__What you need to do__
Pictures do not belong in the copy; transcribe everything else in the records exactly.

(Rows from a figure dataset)
══════════

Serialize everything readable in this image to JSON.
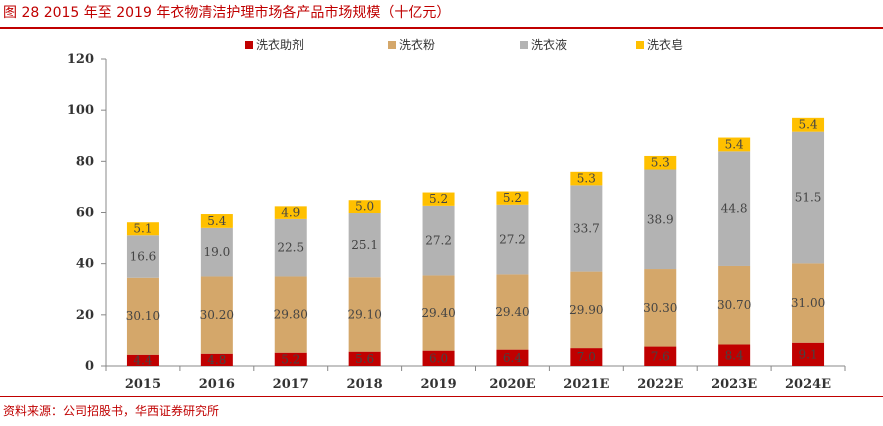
{
  "caption": "图 28   2015 年至 2019 年衣物清洁护理市场各产品市场规模（十亿元）",
  "source": "资料来源：公司招股书，华西证券研究所",
  "chart_data": {
    "type": "bar",
    "stacked": true,
    "categories": [
      "2015",
      "2016",
      "2017",
      "2018",
      "2019",
      "2020E",
      "2021E",
      "2022E",
      "2023E",
      "2024E"
    ],
    "ylim": [
      0,
      120
    ],
    "yticks": [
      0,
      20,
      40,
      60,
      80,
      100,
      120
    ],
    "grid": false,
    "legend_position": "top",
    "series": [
      {
        "name": "洗衣助剂",
        "color": "#c00000",
        "values": [
          4.4,
          4.8,
          5.2,
          5.6,
          6.0,
          6.4,
          7.0,
          7.6,
          8.4,
          9.1
        ],
        "labels": [
          "4.4",
          "4.8",
          "5.2",
          "5.6",
          "6.0",
          "6.4",
          "7.0",
          "7.6",
          "8.4",
          "9.1"
        ]
      },
      {
        "name": "洗衣粉",
        "color": "#d4a76a",
        "values": [
          30.1,
          30.2,
          29.8,
          29.1,
          29.4,
          29.4,
          29.9,
          30.3,
          30.7,
          31.0
        ],
        "labels": [
          "30.10",
          "30.20",
          "29.80",
          "29.10",
          "29.40",
          "29.40",
          "29.90",
          "30.30",
          "30.70",
          "31.00"
        ]
      },
      {
        "name": "洗衣液",
        "color": "#b3b3b3",
        "values": [
          16.6,
          19.0,
          22.5,
          25.1,
          27.2,
          27.2,
          33.7,
          38.9,
          44.8,
          51.5
        ],
        "labels": [
          "16.6",
          "19.0",
          "22.5",
          "25.1",
          "27.2",
          "27.2",
          "33.7",
          "38.9",
          "44.8",
          "51.5"
        ]
      },
      {
        "name": "洗衣皂",
        "color": "#ffc000",
        "values": [
          5.1,
          5.4,
          4.9,
          5.0,
          5.2,
          5.2,
          5.3,
          5.3,
          5.4,
          5.4
        ],
        "labels": [
          "5.1",
          "5.4",
          "4.9",
          "5.0",
          "5.2",
          "5.2",
          "5.3",
          "5.3",
          "5.4",
          "5.4"
        ]
      }
    ]
  }
}
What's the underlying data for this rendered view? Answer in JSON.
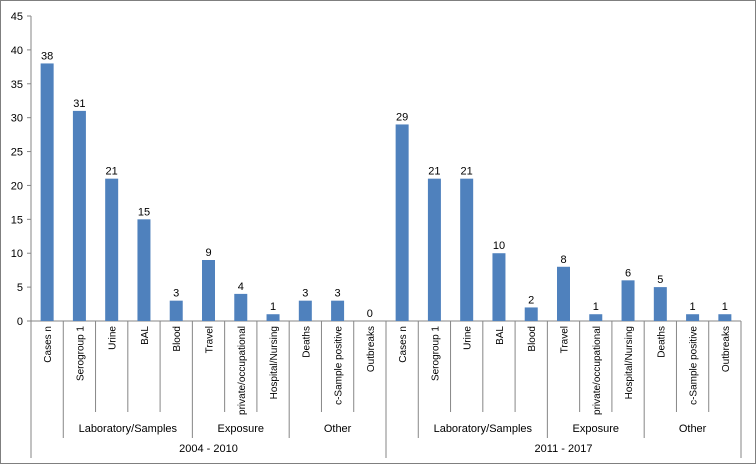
{
  "chart_data": {
    "type": "bar",
    "title": "",
    "xlabel": "",
    "ylabel": "",
    "ylim": [
      0,
      45
    ],
    "yticks": [
      0,
      5,
      10,
      15,
      20,
      25,
      30,
      35,
      40,
      45
    ],
    "grid": false,
    "legend": "none",
    "bar_color": "#4f81bd",
    "categories": [
      "Cases n",
      "Serogroup 1",
      "Urine",
      "BAL",
      "Blood",
      "Travel",
      "private/occupational",
      "Hospital/Nursing",
      "Deaths",
      "c-Sample positive",
      "Outbreaks",
      "Cases n",
      "Serogroup 1",
      "Urine",
      "BAL",
      "Blood",
      "Travel",
      "private/occupational",
      "Hospital/Nursing",
      "Deaths",
      "c-Sample positive",
      "Outbreaks"
    ],
    "values": [
      38,
      31,
      21,
      15,
      3,
      9,
      4,
      1,
      3,
      3,
      0,
      29,
      21,
      21,
      10,
      2,
      8,
      1,
      6,
      5,
      1,
      1
    ],
    "groups": [
      {
        "label": "Laboratory/Samples",
        "start": 1,
        "end": 4
      },
      {
        "label": "Exposure",
        "start": 5,
        "end": 7
      },
      {
        "label": "Other",
        "start": 8,
        "end": 10
      },
      {
        "label": "Laboratory/Samples",
        "start": 12,
        "end": 15
      },
      {
        "label": "Exposure",
        "start": 16,
        "end": 18
      },
      {
        "label": "Other",
        "start": 19,
        "end": 21
      }
    ],
    "periods": [
      {
        "label": "2004 - 2010",
        "start": 0,
        "end": 10
      },
      {
        "label": "2011 - 2017",
        "start": 11,
        "end": 21
      }
    ]
  }
}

══════════

__Exercise solution__
Serialize everything readable in this image to JSON.
{
  "caption": "图 28   2015 年至 2019 年衣物清洁护理市场各产品市场规模（十亿元）",
  "source": "资料来源：公司招股书，华西证券研究所",
  "chart_data": {
    "type": "bar",
    "stacked": true,
    "categories": [
      "2015",
      "2016",
      "2017",
      "2018",
      "2019",
      "2020E",
      "2021E",
      "2022E",
      "2023E",
      "2024E"
    ],
    "ylim": [
      0,
      120
    ],
    "yticks": [
      0,
      20,
      40,
      60,
      80,
      100,
      120
    ],
    "grid": false,
    "legend_position": "top",
    "series": [
      {
        "name": "洗衣助剂",
        "color": "#c00000",
        "values": [
          4.4,
          4.8,
          5.2,
          5.6,
          6.0,
          6.4,
          7.0,
          7.6,
          8.4,
          9.1
        ],
        "labels": [
          "4.4",
          "4.8",
          "5.2",
          "5.6",
          "6.0",
          "6.4",
          "7.0",
          "7.6",
          "8.4",
          "9.1"
        ]
      },
      {
        "name": "洗衣粉",
        "color": "#d4a76a",
        "values": [
          30.1,
          30.2,
          29.8,
          29.1,
          29.4,
          29.4,
          29.9,
          30.3,
          30.7,
          31.0
        ],
        "labels": [
          "30.10",
          "30.20",
          "29.80",
          "29.10",
          "29.40",
          "29.40",
          "29.90",
          "30.30",
          "30.70",
          "31.00"
        ]
      },
      {
        "name": "洗衣液",
        "color": "#b3b3b3",
        "values": [
          16.6,
          19.0,
          22.5,
          25.1,
          27.2,
          27.2,
          33.7,
          38.9,
          44.8,
          51.5
        ],
        "labels": [
          "16.6",
          "19.0",
          "22.5",
          "25.1",
          "27.2",
          "27.2",
          "33.7",
          "38.9",
          "44.8",
          "51.5"
        ]
      },
      {
        "name": "洗衣皂",
        "color": "#ffc000",
        "values": [
          5.1,
          5.4,
          4.9,
          5.0,
          5.2,
          5.2,
          5.3,
          5.3,
          5.4,
          5.4
        ],
        "labels": [
          "5.1",
          "5.4",
          "4.9",
          "5.0",
          "5.2",
          "5.2",
          "5.3",
          "5.3",
          "5.4",
          "5.4"
        ]
      }
    ]
  }
}
What's the underlying data for this rendered view? Answer in JSON.
{
  "chart_data": {
    "type": "bar",
    "title": "",
    "xlabel": "",
    "ylabel": "",
    "ylim": [
      0,
      45
    ],
    "yticks": [
      0,
      5,
      10,
      15,
      20,
      25,
      30,
      35,
      40,
      45
    ],
    "grid": false,
    "legend": "none",
    "bar_color": "#4f81bd",
    "categories": [
      "Cases n",
      "Serogroup 1",
      "Urine",
      "BAL",
      "Blood",
      "Travel",
      "private/occupational",
      "Hospital/Nursing",
      "Deaths",
      "c-Sample positive",
      "Outbreaks",
      "Cases n",
      "Serogroup 1",
      "Urine",
      "BAL",
      "Blood",
      "Travel",
      "private/occupational",
      "Hospital/Nursing",
      "Deaths",
      "c-Sample positive",
      "Outbreaks"
    ],
    "values": [
      38,
      31,
      21,
      15,
      3,
      9,
      4,
      1,
      3,
      3,
      0,
      29,
      21,
      21,
      10,
      2,
      8,
      1,
      6,
      5,
      1,
      1
    ],
    "groups": [
      {
        "label": "Laboratory/Samples",
        "start": 1,
        "end": 4
      },
      {
        "label": "Exposure",
        "start": 5,
        "end": 7
      },
      {
        "label": "Other",
        "start": 8,
        "end": 10
      },
      {
        "label": "Laboratory/Samples",
        "start": 12,
        "end": 15
      },
      {
        "label": "Exposure",
        "start": 16,
        "end": 18
      },
      {
        "label": "Other",
        "start": 19,
        "end": 21
      }
    ],
    "periods": [
      {
        "label": "2004 - 2010",
        "start": 0,
        "end": 10
      },
      {
        "label": "2011 - 2017",
        "start": 11,
        "end": 21
      }
    ]
  }
}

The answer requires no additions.